WRITTEN TASK
Show every line where "name" occurs.

[Excerpts from a figure dataset]
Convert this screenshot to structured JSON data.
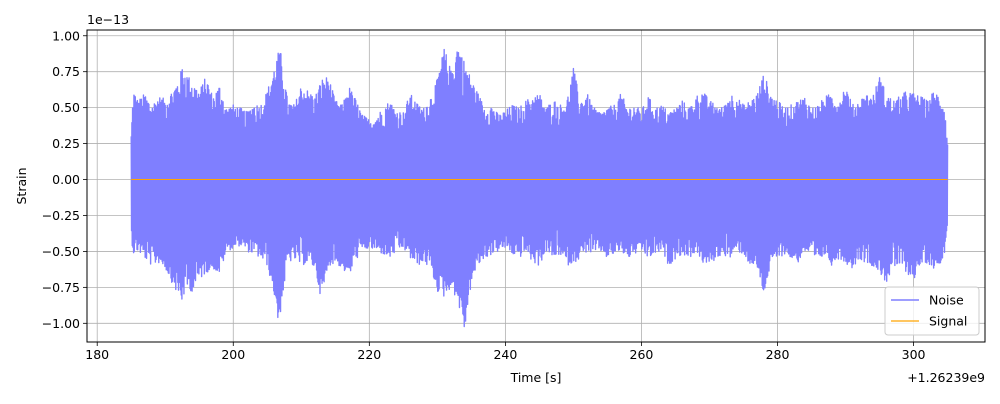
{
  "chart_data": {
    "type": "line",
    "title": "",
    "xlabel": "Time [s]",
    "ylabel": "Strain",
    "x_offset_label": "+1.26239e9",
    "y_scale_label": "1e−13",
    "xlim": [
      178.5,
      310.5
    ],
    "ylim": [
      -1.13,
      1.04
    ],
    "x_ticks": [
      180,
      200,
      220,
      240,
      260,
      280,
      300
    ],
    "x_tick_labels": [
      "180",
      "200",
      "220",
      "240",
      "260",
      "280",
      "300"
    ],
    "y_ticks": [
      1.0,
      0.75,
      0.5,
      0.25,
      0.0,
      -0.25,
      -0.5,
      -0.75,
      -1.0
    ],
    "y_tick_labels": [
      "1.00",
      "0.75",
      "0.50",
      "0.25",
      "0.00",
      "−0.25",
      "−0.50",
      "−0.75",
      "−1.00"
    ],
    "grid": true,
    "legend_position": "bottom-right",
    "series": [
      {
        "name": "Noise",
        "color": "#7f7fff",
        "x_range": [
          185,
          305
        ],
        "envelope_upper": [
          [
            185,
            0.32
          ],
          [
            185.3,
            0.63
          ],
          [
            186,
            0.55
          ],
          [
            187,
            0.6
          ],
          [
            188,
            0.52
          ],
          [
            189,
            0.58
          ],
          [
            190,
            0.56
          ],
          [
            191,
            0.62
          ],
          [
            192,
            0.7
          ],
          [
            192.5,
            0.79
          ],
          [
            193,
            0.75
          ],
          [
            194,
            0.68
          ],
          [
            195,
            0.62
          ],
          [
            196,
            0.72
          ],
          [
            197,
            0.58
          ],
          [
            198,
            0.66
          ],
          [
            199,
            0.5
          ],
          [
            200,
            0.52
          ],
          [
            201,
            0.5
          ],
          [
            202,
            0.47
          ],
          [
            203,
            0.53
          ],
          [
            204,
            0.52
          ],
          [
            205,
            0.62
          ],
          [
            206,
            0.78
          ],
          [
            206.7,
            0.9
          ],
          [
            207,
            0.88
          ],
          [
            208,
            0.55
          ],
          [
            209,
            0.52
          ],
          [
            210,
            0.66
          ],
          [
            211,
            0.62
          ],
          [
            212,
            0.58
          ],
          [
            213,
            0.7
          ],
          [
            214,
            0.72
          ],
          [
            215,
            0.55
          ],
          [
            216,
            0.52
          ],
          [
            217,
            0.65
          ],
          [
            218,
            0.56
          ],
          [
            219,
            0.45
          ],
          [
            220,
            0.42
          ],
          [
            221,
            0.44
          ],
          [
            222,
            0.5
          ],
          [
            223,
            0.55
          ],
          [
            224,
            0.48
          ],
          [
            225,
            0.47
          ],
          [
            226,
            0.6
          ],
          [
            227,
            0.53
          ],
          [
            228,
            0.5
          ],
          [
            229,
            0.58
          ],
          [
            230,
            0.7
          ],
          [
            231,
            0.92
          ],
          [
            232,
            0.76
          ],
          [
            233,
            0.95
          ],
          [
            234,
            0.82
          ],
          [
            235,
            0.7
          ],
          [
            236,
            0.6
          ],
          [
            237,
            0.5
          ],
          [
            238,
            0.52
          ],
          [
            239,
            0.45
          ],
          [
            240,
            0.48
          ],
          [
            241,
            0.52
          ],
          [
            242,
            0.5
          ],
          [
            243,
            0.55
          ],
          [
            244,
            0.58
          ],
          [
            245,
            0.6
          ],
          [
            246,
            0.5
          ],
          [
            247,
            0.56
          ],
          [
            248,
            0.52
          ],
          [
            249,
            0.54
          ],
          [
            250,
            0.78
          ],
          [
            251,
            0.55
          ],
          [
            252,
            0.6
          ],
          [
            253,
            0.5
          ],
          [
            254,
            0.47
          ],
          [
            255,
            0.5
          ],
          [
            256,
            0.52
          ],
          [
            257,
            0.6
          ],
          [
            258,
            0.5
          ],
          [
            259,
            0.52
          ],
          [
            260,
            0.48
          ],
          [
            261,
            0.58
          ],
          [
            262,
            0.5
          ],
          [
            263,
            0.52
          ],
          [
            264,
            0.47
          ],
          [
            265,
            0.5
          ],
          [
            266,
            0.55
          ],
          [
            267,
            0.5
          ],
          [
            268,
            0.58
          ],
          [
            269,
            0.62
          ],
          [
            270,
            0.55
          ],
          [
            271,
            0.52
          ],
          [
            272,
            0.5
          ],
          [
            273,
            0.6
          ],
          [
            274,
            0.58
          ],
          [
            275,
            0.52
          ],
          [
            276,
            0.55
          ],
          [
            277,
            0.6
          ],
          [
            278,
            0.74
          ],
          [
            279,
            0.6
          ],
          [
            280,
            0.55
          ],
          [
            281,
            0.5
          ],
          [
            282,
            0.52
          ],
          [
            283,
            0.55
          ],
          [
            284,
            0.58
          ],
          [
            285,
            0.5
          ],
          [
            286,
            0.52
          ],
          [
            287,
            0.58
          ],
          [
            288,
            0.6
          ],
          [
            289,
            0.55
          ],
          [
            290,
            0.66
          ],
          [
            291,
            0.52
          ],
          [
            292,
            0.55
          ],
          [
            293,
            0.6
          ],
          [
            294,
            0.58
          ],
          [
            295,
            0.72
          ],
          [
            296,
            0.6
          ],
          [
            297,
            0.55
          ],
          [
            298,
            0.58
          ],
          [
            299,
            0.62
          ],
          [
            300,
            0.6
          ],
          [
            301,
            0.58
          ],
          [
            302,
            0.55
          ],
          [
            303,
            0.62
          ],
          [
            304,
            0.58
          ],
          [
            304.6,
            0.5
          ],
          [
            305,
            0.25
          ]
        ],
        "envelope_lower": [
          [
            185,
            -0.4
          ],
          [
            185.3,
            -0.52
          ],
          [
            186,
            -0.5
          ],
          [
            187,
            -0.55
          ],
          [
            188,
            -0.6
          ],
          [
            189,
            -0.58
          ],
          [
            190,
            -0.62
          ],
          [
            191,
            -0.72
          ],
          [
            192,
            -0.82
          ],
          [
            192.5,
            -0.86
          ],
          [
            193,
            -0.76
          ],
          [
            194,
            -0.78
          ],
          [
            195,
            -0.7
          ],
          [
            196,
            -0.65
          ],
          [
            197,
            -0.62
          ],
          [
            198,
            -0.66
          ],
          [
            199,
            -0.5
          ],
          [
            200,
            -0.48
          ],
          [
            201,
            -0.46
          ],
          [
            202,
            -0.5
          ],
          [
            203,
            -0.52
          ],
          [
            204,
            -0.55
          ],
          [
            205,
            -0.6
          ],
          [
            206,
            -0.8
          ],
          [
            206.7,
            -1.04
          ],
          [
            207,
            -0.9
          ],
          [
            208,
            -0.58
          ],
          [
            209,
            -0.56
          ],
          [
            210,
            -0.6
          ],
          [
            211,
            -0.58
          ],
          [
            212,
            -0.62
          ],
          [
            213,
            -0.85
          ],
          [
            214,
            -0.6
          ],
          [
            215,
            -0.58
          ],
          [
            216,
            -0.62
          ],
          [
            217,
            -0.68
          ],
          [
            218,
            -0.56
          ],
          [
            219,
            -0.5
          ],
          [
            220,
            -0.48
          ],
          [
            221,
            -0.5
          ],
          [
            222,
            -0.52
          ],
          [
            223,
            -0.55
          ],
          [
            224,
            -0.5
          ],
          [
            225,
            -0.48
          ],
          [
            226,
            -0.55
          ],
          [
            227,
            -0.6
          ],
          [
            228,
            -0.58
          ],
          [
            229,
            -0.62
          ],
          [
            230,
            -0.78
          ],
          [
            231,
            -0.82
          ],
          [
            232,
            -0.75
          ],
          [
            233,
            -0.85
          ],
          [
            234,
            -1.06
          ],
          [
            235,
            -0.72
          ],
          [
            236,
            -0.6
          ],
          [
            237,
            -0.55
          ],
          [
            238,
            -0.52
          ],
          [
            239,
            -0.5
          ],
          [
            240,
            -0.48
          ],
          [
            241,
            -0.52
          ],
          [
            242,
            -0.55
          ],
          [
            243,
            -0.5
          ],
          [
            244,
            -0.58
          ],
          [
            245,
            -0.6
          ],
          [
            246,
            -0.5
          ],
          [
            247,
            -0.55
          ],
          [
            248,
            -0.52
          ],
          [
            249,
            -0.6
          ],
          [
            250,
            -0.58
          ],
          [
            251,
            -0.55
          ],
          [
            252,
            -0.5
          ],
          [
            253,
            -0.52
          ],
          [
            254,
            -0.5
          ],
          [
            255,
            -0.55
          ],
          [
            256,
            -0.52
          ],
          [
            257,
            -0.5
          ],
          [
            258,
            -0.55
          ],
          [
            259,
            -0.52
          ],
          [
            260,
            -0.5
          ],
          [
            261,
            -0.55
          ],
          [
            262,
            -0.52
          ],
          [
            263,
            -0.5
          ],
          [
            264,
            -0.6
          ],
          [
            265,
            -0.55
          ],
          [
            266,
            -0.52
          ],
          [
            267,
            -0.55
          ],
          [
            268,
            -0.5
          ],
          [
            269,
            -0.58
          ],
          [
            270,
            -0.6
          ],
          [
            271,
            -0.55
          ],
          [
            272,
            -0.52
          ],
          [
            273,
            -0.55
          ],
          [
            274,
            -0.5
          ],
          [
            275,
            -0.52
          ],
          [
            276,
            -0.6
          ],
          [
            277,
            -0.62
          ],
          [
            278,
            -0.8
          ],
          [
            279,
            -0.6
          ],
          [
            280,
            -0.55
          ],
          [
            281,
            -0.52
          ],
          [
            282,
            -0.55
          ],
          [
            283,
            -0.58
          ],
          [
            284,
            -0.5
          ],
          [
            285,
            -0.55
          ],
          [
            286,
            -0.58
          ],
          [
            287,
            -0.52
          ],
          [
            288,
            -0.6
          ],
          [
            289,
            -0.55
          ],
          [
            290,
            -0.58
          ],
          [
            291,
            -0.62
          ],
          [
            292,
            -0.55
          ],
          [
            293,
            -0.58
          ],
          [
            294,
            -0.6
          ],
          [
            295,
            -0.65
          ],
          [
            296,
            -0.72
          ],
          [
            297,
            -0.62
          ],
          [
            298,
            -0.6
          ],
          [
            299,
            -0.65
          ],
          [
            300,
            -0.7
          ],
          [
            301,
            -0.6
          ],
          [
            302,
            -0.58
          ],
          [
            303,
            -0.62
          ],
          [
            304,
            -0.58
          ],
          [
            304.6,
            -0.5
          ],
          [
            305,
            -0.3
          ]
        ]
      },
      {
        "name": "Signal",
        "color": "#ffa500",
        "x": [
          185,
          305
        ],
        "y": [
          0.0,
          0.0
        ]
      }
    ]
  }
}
==
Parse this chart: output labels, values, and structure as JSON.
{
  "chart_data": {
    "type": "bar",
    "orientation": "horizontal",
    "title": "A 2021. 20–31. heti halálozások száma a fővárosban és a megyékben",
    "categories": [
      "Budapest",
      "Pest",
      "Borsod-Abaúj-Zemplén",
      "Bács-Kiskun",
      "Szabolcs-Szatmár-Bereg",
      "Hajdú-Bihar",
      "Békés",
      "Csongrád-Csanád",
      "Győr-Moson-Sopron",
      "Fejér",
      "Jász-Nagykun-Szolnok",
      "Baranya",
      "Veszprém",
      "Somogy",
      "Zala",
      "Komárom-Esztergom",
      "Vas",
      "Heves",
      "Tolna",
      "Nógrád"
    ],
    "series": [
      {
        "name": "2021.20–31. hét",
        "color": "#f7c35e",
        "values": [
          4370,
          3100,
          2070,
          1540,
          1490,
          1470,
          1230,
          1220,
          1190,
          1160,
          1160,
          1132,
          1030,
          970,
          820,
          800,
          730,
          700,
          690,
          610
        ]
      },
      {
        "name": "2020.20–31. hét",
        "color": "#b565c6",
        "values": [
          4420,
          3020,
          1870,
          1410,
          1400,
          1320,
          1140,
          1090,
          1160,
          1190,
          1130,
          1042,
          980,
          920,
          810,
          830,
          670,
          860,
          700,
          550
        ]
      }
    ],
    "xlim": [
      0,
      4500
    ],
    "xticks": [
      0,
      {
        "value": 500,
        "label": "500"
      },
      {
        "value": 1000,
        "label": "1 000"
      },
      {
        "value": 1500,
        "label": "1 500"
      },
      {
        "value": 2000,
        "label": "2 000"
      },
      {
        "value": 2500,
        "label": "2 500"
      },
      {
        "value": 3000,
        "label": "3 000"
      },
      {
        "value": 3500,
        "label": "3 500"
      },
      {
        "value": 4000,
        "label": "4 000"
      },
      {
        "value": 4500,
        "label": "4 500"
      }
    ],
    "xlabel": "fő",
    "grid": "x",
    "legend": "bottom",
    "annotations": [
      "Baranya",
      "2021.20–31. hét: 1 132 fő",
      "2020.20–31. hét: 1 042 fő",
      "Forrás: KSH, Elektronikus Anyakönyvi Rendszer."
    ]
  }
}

SOLUTION FOR THIS EXERCISE
        "name": "Noise",
        "name": "Signal",
        "name": "2021.20–31. hét",
        "name": "2020.20–31. hét",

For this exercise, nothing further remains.